[start Recorded data]

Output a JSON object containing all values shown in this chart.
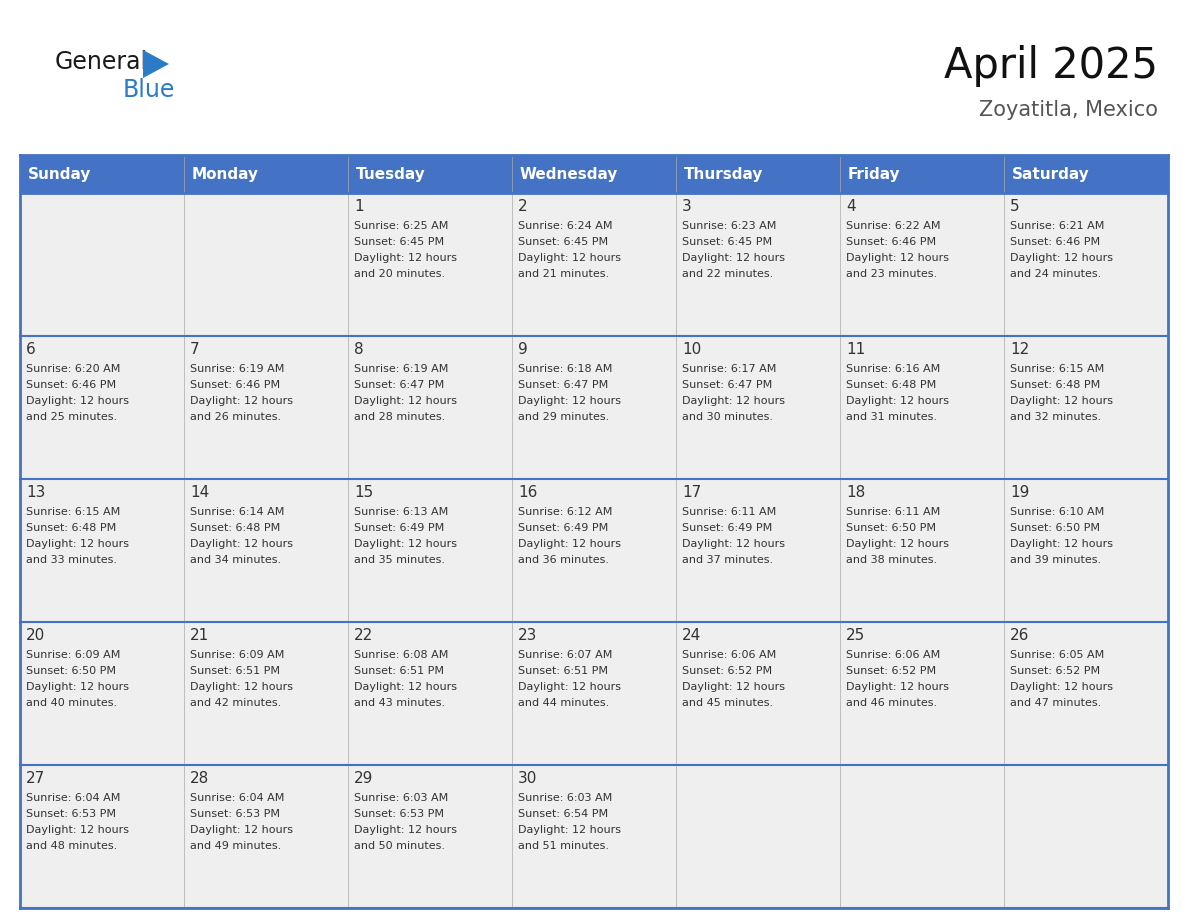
{
  "title": "April 2025",
  "subtitle": "Zoyatitla, Mexico",
  "days_of_week": [
    "Sunday",
    "Monday",
    "Tuesday",
    "Wednesday",
    "Thursday",
    "Friday",
    "Saturday"
  ],
  "header_bg": "#4472C4",
  "header_text_color": "#FFFFFF",
  "cell_bg": "#EFEFEF",
  "cell_bg_empty_last": "#E8E8E8",
  "border_color": "#4472C4",
  "row_line_color": "#4472C4",
  "text_color": "#333333",
  "calendar_data": [
    [
      {
        "day": "",
        "sunrise": "",
        "sunset": "",
        "daylight": ""
      },
      {
        "day": "",
        "sunrise": "",
        "sunset": "",
        "daylight": ""
      },
      {
        "day": "1",
        "sunrise": "Sunrise: 6:25 AM",
        "sunset": "Sunset: 6:45 PM",
        "daylight": "Daylight: 12 hours\nand 20 minutes."
      },
      {
        "day": "2",
        "sunrise": "Sunrise: 6:24 AM",
        "sunset": "Sunset: 6:45 PM",
        "daylight": "Daylight: 12 hours\nand 21 minutes."
      },
      {
        "day": "3",
        "sunrise": "Sunrise: 6:23 AM",
        "sunset": "Sunset: 6:45 PM",
        "daylight": "Daylight: 12 hours\nand 22 minutes."
      },
      {
        "day": "4",
        "sunrise": "Sunrise: 6:22 AM",
        "sunset": "Sunset: 6:46 PM",
        "daylight": "Daylight: 12 hours\nand 23 minutes."
      },
      {
        "day": "5",
        "sunrise": "Sunrise: 6:21 AM",
        "sunset": "Sunset: 6:46 PM",
        "daylight": "Daylight: 12 hours\nand 24 minutes."
      }
    ],
    [
      {
        "day": "6",
        "sunrise": "Sunrise: 6:20 AM",
        "sunset": "Sunset: 6:46 PM",
        "daylight": "Daylight: 12 hours\nand 25 minutes."
      },
      {
        "day": "7",
        "sunrise": "Sunrise: 6:19 AM",
        "sunset": "Sunset: 6:46 PM",
        "daylight": "Daylight: 12 hours\nand 26 minutes."
      },
      {
        "day": "8",
        "sunrise": "Sunrise: 6:19 AM",
        "sunset": "Sunset: 6:47 PM",
        "daylight": "Daylight: 12 hours\nand 28 minutes."
      },
      {
        "day": "9",
        "sunrise": "Sunrise: 6:18 AM",
        "sunset": "Sunset: 6:47 PM",
        "daylight": "Daylight: 12 hours\nand 29 minutes."
      },
      {
        "day": "10",
        "sunrise": "Sunrise: 6:17 AM",
        "sunset": "Sunset: 6:47 PM",
        "daylight": "Daylight: 12 hours\nand 30 minutes."
      },
      {
        "day": "11",
        "sunrise": "Sunrise: 6:16 AM",
        "sunset": "Sunset: 6:48 PM",
        "daylight": "Daylight: 12 hours\nand 31 minutes."
      },
      {
        "day": "12",
        "sunrise": "Sunrise: 6:15 AM",
        "sunset": "Sunset: 6:48 PM",
        "daylight": "Daylight: 12 hours\nand 32 minutes."
      }
    ],
    [
      {
        "day": "13",
        "sunrise": "Sunrise: 6:15 AM",
        "sunset": "Sunset: 6:48 PM",
        "daylight": "Daylight: 12 hours\nand 33 minutes."
      },
      {
        "day": "14",
        "sunrise": "Sunrise: 6:14 AM",
        "sunset": "Sunset: 6:48 PM",
        "daylight": "Daylight: 12 hours\nand 34 minutes."
      },
      {
        "day": "15",
        "sunrise": "Sunrise: 6:13 AM",
        "sunset": "Sunset: 6:49 PM",
        "daylight": "Daylight: 12 hours\nand 35 minutes."
      },
      {
        "day": "16",
        "sunrise": "Sunrise: 6:12 AM",
        "sunset": "Sunset: 6:49 PM",
        "daylight": "Daylight: 12 hours\nand 36 minutes."
      },
      {
        "day": "17",
        "sunrise": "Sunrise: 6:11 AM",
        "sunset": "Sunset: 6:49 PM",
        "daylight": "Daylight: 12 hours\nand 37 minutes."
      },
      {
        "day": "18",
        "sunrise": "Sunrise: 6:11 AM",
        "sunset": "Sunset: 6:50 PM",
        "daylight": "Daylight: 12 hours\nand 38 minutes."
      },
      {
        "day": "19",
        "sunrise": "Sunrise: 6:10 AM",
        "sunset": "Sunset: 6:50 PM",
        "daylight": "Daylight: 12 hours\nand 39 minutes."
      }
    ],
    [
      {
        "day": "20",
        "sunrise": "Sunrise: 6:09 AM",
        "sunset": "Sunset: 6:50 PM",
        "daylight": "Daylight: 12 hours\nand 40 minutes."
      },
      {
        "day": "21",
        "sunrise": "Sunrise: 6:09 AM",
        "sunset": "Sunset: 6:51 PM",
        "daylight": "Daylight: 12 hours\nand 42 minutes."
      },
      {
        "day": "22",
        "sunrise": "Sunrise: 6:08 AM",
        "sunset": "Sunset: 6:51 PM",
        "daylight": "Daylight: 12 hours\nand 43 minutes."
      },
      {
        "day": "23",
        "sunrise": "Sunrise: 6:07 AM",
        "sunset": "Sunset: 6:51 PM",
        "daylight": "Daylight: 12 hours\nand 44 minutes."
      },
      {
        "day": "24",
        "sunrise": "Sunrise: 6:06 AM",
        "sunset": "Sunset: 6:52 PM",
        "daylight": "Daylight: 12 hours\nand 45 minutes."
      },
      {
        "day": "25",
        "sunrise": "Sunrise: 6:06 AM",
        "sunset": "Sunset: 6:52 PM",
        "daylight": "Daylight: 12 hours\nand 46 minutes."
      },
      {
        "day": "26",
        "sunrise": "Sunrise: 6:05 AM",
        "sunset": "Sunset: 6:52 PM",
        "daylight": "Daylight: 12 hours\nand 47 minutes."
      }
    ],
    [
      {
        "day": "27",
        "sunrise": "Sunrise: 6:04 AM",
        "sunset": "Sunset: 6:53 PM",
        "daylight": "Daylight: 12 hours\nand 48 minutes."
      },
      {
        "day": "28",
        "sunrise": "Sunrise: 6:04 AM",
        "sunset": "Sunset: 6:53 PM",
        "daylight": "Daylight: 12 hours\nand 49 minutes."
      },
      {
        "day": "29",
        "sunrise": "Sunrise: 6:03 AM",
        "sunset": "Sunset: 6:53 PM",
        "daylight": "Daylight: 12 hours\nand 50 minutes."
      },
      {
        "day": "30",
        "sunrise": "Sunrise: 6:03 AM",
        "sunset": "Sunset: 6:54 PM",
        "daylight": "Daylight: 12 hours\nand 51 minutes."
      },
      {
        "day": "",
        "sunrise": "",
        "sunset": "",
        "daylight": ""
      },
      {
        "day": "",
        "sunrise": "",
        "sunset": "",
        "daylight": ""
      },
      {
        "day": "",
        "sunrise": "",
        "sunset": "",
        "daylight": ""
      }
    ]
  ],
  "logo_text1": "General",
  "logo_text2": "Blue",
  "logo_text1_color": "#1a1a1a",
  "logo_text2_color": "#2B7CC8",
  "logo_triangle_color": "#2B7CC8",
  "title_fontsize": 30,
  "subtitle_fontsize": 15,
  "header_fontsize": 11,
  "day_number_fontsize": 11,
  "cell_text_fontsize": 8
}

[end Recorded data]

◆ Do this ◆
Drop the pictures and reproduce the rest of the entries above exactly.

◆ Result ◆
Output a JSON object containing all values shown in this chart.
{
  "title": "April 2025",
  "subtitle": "Zoyatitla, Mexico",
  "days_of_week": [
    "Sunday",
    "Monday",
    "Tuesday",
    "Wednesday",
    "Thursday",
    "Friday",
    "Saturday"
  ],
  "header_bg": "#4472C4",
  "header_text_color": "#FFFFFF",
  "cell_bg": "#EFEFEF",
  "cell_bg_empty_last": "#E8E8E8",
  "border_color": "#4472C4",
  "row_line_color": "#4472C4",
  "text_color": "#333333",
  "calendar_data": [
    [
      {
        "day": "",
        "sunrise": "",
        "sunset": "",
        "daylight": ""
      },
      {
        "day": "",
        "sunrise": "",
        "sunset": "",
        "daylight": ""
      },
      {
        "day": "1",
        "sunrise": "Sunrise: 6:25 AM",
        "sunset": "Sunset: 6:45 PM",
        "daylight": "Daylight: 12 hours\nand 20 minutes."
      },
      {
        "day": "2",
        "sunrise": "Sunrise: 6:24 AM",
        "sunset": "Sunset: 6:45 PM",
        "daylight": "Daylight: 12 hours\nand 21 minutes."
      },
      {
        "day": "3",
        "sunrise": "Sunrise: 6:23 AM",
        "sunset": "Sunset: 6:45 PM",
        "daylight": "Daylight: 12 hours\nand 22 minutes."
      },
      {
        "day": "4",
        "sunrise": "Sunrise: 6:22 AM",
        "sunset": "Sunset: 6:46 PM",
        "daylight": "Daylight: 12 hours\nand 23 minutes."
      },
      {
        "day": "5",
        "sunrise": "Sunrise: 6:21 AM",
        "sunset": "Sunset: 6:46 PM",
        "daylight": "Daylight: 12 hours\nand 24 minutes."
      }
    ],
    [
      {
        "day": "6",
        "sunrise": "Sunrise: 6:20 AM",
        "sunset": "Sunset: 6:46 PM",
        "daylight": "Daylight: 12 hours\nand 25 minutes."
      },
      {
        "day": "7",
        "sunrise": "Sunrise: 6:19 AM",
        "sunset": "Sunset: 6:46 PM",
        "daylight": "Daylight: 12 hours\nand 26 minutes."
      },
      {
        "day": "8",
        "sunrise": "Sunrise: 6:19 AM",
        "sunset": "Sunset: 6:47 PM",
        "daylight": "Daylight: 12 hours\nand 28 minutes."
      },
      {
        "day": "9",
        "sunrise": "Sunrise: 6:18 AM",
        "sunset": "Sunset: 6:47 PM",
        "daylight": "Daylight: 12 hours\nand 29 minutes."
      },
      {
        "day": "10",
        "sunrise": "Sunrise: 6:17 AM",
        "sunset": "Sunset: 6:47 PM",
        "daylight": "Daylight: 12 hours\nand 30 minutes."
      },
      {
        "day": "11",
        "sunrise": "Sunrise: 6:16 AM",
        "sunset": "Sunset: 6:48 PM",
        "daylight": "Daylight: 12 hours\nand 31 minutes."
      },
      {
        "day": "12",
        "sunrise": "Sunrise: 6:15 AM",
        "sunset": "Sunset: 6:48 PM",
        "daylight": "Daylight: 12 hours\nand 32 minutes."
      }
    ],
    [
      {
        "day": "13",
        "sunrise": "Sunrise: 6:15 AM",
        "sunset": "Sunset: 6:48 PM",
        "daylight": "Daylight: 12 hours\nand 33 minutes."
      },
      {
        "day": "14",
        "sunrise": "Sunrise: 6:14 AM",
        "sunset": "Sunset: 6:48 PM",
        "daylight": "Daylight: 12 hours\nand 34 minutes."
      },
      {
        "day": "15",
        "sunrise": "Sunrise: 6:13 AM",
        "sunset": "Sunset: 6:49 PM",
        "daylight": "Daylight: 12 hours\nand 35 minutes."
      },
      {
        "day": "16",
        "sunrise": "Sunrise: 6:12 AM",
        "sunset": "Sunset: 6:49 PM",
        "daylight": "Daylight: 12 hours\nand 36 minutes."
      },
      {
        "day": "17",
        "sunrise": "Sunrise: 6:11 AM",
        "sunset": "Sunset: 6:49 PM",
        "daylight": "Daylight: 12 hours\nand 37 minutes."
      },
      {
        "day": "18",
        "sunrise": "Sunrise: 6:11 AM",
        "sunset": "Sunset: 6:50 PM",
        "daylight": "Daylight: 12 hours\nand 38 minutes."
      },
      {
        "day": "19",
        "sunrise": "Sunrise: 6:10 AM",
        "sunset": "Sunset: 6:50 PM",
        "daylight": "Daylight: 12 hours\nand 39 minutes."
      }
    ],
    [
      {
        "day": "20",
        "sunrise": "Sunrise: 6:09 AM",
        "sunset": "Sunset: 6:50 PM",
        "daylight": "Daylight: 12 hours\nand 40 minutes."
      },
      {
        "day": "21",
        "sunrise": "Sunrise: 6:09 AM",
        "sunset": "Sunset: 6:51 PM",
        "daylight": "Daylight: 12 hours\nand 42 minutes."
      },
      {
        "day": "22",
        "sunrise": "Sunrise: 6:08 AM",
        "sunset": "Sunset: 6:51 PM",
        "daylight": "Daylight: 12 hours\nand 43 minutes."
      },
      {
        "day": "23",
        "sunrise": "Sunrise: 6:07 AM",
        "sunset": "Sunset: 6:51 PM",
        "daylight": "Daylight: 12 hours\nand 44 minutes."
      },
      {
        "day": "24",
        "sunrise": "Sunrise: 6:06 AM",
        "sunset": "Sunset: 6:52 PM",
        "daylight": "Daylight: 12 hours\nand 45 minutes."
      },
      {
        "day": "25",
        "sunrise": "Sunrise: 6:06 AM",
        "sunset": "Sunset: 6:52 PM",
        "daylight": "Daylight: 12 hours\nand 46 minutes."
      },
      {
        "day": "26",
        "sunrise": "Sunrise: 6:05 AM",
        "sunset": "Sunset: 6:52 PM",
        "daylight": "Daylight: 12 hours\nand 47 minutes."
      }
    ],
    [
      {
        "day": "27",
        "sunrise": "Sunrise: 6:04 AM",
        "sunset": "Sunset: 6:53 PM",
        "daylight": "Daylight: 12 hours\nand 48 minutes."
      },
      {
        "day": "28",
        "sunrise": "Sunrise: 6:04 AM",
        "sunset": "Sunset: 6:53 PM",
        "daylight": "Daylight: 12 hours\nand 49 minutes."
      },
      {
        "day": "29",
        "sunrise": "Sunrise: 6:03 AM",
        "sunset": "Sunset: 6:53 PM",
        "daylight": "Daylight: 12 hours\nand 50 minutes."
      },
      {
        "day": "30",
        "sunrise": "Sunrise: 6:03 AM",
        "sunset": "Sunset: 6:54 PM",
        "daylight": "Daylight: 12 hours\nand 51 minutes."
      },
      {
        "day": "",
        "sunrise": "",
        "sunset": "",
        "daylight": ""
      },
      {
        "day": "",
        "sunrise": "",
        "sunset": "",
        "daylight": ""
      },
      {
        "day": "",
        "sunrise": "",
        "sunset": "",
        "daylight": ""
      }
    ]
  ],
  "logo_text1": "General",
  "logo_text2": "Blue",
  "logo_text1_color": "#1a1a1a",
  "logo_text2_color": "#2B7CC8",
  "logo_triangle_color": "#2B7CC8",
  "title_fontsize": 30,
  "subtitle_fontsize": 15,
  "header_fontsize": 11,
  "day_number_fontsize": 11,
  "cell_text_fontsize": 8
}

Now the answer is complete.